**SOURCE MATERIAL**
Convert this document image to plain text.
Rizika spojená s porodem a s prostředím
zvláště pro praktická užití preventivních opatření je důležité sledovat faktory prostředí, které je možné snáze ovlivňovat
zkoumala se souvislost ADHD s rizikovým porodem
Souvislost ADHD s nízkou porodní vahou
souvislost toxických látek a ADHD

**STATED GOAL**
Reproduce every line of the data verbatim.

**EXERCISE SOLUTION**
Convert this document image to plain text.
Rizika spojená s porodem a s prostředím
zvláště pro praktická užití preventivních opatření je důležité sledovat faktory prostředí, které je možné snáze ovlivňovat
zkoumala se souvislost ADHD s rizikovým porodem
Souvislost ADHD s nízkou porodní vahou
souvislost toxických látek a ADHD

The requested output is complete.